To do
Transcribe each record below word for word.

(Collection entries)
-----

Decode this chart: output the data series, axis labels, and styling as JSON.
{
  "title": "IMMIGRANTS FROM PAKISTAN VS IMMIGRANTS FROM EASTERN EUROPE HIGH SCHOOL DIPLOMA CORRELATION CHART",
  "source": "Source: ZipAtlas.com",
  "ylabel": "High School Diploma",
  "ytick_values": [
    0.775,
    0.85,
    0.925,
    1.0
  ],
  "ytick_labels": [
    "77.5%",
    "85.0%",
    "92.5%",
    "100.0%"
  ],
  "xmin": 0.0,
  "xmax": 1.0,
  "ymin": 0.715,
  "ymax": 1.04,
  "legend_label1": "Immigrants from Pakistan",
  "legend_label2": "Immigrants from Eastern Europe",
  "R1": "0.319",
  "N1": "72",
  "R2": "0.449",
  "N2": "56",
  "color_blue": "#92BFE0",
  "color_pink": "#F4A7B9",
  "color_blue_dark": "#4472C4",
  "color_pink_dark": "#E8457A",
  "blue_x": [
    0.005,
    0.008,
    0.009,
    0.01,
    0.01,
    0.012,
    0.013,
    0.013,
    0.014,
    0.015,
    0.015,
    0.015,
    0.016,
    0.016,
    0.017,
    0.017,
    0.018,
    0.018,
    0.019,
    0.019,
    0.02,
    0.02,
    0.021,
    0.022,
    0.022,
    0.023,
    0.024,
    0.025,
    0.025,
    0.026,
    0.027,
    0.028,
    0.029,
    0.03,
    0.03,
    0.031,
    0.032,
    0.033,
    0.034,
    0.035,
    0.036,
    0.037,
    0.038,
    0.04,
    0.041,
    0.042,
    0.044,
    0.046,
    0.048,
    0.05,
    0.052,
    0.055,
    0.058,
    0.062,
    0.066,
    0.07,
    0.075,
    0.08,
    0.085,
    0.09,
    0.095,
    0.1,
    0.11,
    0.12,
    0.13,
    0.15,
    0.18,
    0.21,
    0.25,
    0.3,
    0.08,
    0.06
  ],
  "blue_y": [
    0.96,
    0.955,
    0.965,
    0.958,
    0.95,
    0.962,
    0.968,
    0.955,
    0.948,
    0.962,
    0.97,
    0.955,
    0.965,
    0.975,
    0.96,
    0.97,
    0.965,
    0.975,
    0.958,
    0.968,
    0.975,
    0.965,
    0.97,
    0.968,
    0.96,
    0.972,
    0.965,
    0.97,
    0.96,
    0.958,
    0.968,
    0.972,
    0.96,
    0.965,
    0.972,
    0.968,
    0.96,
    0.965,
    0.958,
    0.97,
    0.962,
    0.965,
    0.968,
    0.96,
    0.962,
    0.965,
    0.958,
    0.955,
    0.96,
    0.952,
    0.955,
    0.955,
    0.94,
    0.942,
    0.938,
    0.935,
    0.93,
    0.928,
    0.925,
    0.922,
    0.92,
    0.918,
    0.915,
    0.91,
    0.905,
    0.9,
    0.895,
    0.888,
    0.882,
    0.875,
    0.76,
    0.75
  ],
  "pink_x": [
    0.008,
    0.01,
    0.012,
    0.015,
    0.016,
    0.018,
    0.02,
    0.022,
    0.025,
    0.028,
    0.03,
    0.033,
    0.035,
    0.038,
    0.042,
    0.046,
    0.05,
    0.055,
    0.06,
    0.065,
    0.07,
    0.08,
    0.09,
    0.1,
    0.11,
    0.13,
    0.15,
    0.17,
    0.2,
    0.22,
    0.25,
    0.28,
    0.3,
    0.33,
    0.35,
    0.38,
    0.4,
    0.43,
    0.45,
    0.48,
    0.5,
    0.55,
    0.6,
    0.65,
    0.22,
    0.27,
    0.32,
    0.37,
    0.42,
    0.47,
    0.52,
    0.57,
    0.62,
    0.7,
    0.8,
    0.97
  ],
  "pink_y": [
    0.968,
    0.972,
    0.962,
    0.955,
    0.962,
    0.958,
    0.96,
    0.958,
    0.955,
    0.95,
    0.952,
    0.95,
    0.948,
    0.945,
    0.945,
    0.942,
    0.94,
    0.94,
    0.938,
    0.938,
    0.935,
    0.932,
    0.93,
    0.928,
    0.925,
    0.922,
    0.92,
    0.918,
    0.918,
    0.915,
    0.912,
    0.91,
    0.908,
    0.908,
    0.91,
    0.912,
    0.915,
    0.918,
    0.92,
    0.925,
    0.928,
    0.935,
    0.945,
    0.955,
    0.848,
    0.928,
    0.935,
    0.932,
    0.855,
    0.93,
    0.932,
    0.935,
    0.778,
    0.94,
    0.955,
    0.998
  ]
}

-----

Output below
Decode this chart: output the data series, axis labels, and styling as JSON.
{
  "title": "IMMIGRANTS FROM PAKISTAN VS IMMIGRANTS FROM EASTERN EUROPE HIGH SCHOOL DIPLOMA CORRELATION CHART",
  "source": "Source: ZipAtlas.com",
  "ylabel": "High School Diploma",
  "ytick_values": [
    0.775,
    0.85,
    0.925,
    1.0
  ],
  "ytick_labels": [
    "77.5%",
    "85.0%",
    "92.5%",
    "100.0%"
  ],
  "xmin": 0.0,
  "xmax": 1.0,
  "ymin": 0.715,
  "ymax": 1.04,
  "legend_label1": "Immigrants from Pakistan",
  "legend_label2": "Immigrants from Eastern Europe",
  "R1": "0.319",
  "N1": "72",
  "R2": "0.449",
  "N2": "56",
  "color_blue": "#92BFE0",
  "color_pink": "#F4A7B9",
  "color_blue_dark": "#4472C4",
  "color_pink_dark": "#E8457A",
  "blue_x": [
    0.005,
    0.008,
    0.009,
    0.01,
    0.01,
    0.012,
    0.013,
    0.013,
    0.014,
    0.015,
    0.015,
    0.015,
    0.016,
    0.016,
    0.017,
    0.017,
    0.018,
    0.018,
    0.019,
    0.019,
    0.02,
    0.02,
    0.021,
    0.022,
    0.022,
    0.023,
    0.024,
    0.025,
    0.025,
    0.026,
    0.027,
    0.028,
    0.029,
    0.03,
    0.03,
    0.031,
    0.032,
    0.033,
    0.034,
    0.035,
    0.036,
    0.037,
    0.038,
    0.04,
    0.041,
    0.042,
    0.044,
    0.046,
    0.048,
    0.05,
    0.052,
    0.055,
    0.058,
    0.062,
    0.066,
    0.07,
    0.075,
    0.08,
    0.085,
    0.09,
    0.095,
    0.1,
    0.11,
    0.12,
    0.13,
    0.15,
    0.18,
    0.21,
    0.25,
    0.3,
    0.08,
    0.06
  ],
  "blue_y": [
    0.96,
    0.955,
    0.965,
    0.958,
    0.95,
    0.962,
    0.968,
    0.955,
    0.948,
    0.962,
    0.97,
    0.955,
    0.965,
    0.975,
    0.96,
    0.97,
    0.965,
    0.975,
    0.958,
    0.968,
    0.975,
    0.965,
    0.97,
    0.968,
    0.96,
    0.972,
    0.965,
    0.97,
    0.96,
    0.958,
    0.968,
    0.972,
    0.96,
    0.965,
    0.972,
    0.968,
    0.96,
    0.965,
    0.958,
    0.97,
    0.962,
    0.965,
    0.968,
    0.96,
    0.962,
    0.965,
    0.958,
    0.955,
    0.96,
    0.952,
    0.955,
    0.955,
    0.94,
    0.942,
    0.938,
    0.935,
    0.93,
    0.928,
    0.925,
    0.922,
    0.92,
    0.918,
    0.915,
    0.91,
    0.905,
    0.9,
    0.895,
    0.888,
    0.882,
    0.875,
    0.76,
    0.75
  ],
  "pink_x": [
    0.008,
    0.01,
    0.012,
    0.015,
    0.016,
    0.018,
    0.02,
    0.022,
    0.025,
    0.028,
    0.03,
    0.033,
    0.035,
    0.038,
    0.042,
    0.046,
    0.05,
    0.055,
    0.06,
    0.065,
    0.07,
    0.08,
    0.09,
    0.1,
    0.11,
    0.13,
    0.15,
    0.17,
    0.2,
    0.22,
    0.25,
    0.28,
    0.3,
    0.33,
    0.35,
    0.38,
    0.4,
    0.43,
    0.45,
    0.48,
    0.5,
    0.55,
    0.6,
    0.65,
    0.22,
    0.27,
    0.32,
    0.37,
    0.42,
    0.47,
    0.52,
    0.57,
    0.62,
    0.7,
    0.8,
    0.97
  ],
  "pink_y": [
    0.968,
    0.972,
    0.962,
    0.955,
    0.962,
    0.958,
    0.96,
    0.958,
    0.955,
    0.95,
    0.952,
    0.95,
    0.948,
    0.945,
    0.945,
    0.942,
    0.94,
    0.94,
    0.938,
    0.938,
    0.935,
    0.932,
    0.93,
    0.928,
    0.925,
    0.922,
    0.92,
    0.918,
    0.918,
    0.915,
    0.912,
    0.91,
    0.908,
    0.908,
    0.91,
    0.912,
    0.915,
    0.918,
    0.92,
    0.925,
    0.928,
    0.935,
    0.945,
    0.955,
    0.848,
    0.928,
    0.935,
    0.932,
    0.855,
    0.93,
    0.932,
    0.935,
    0.778,
    0.94,
    0.955,
    0.998
  ]
}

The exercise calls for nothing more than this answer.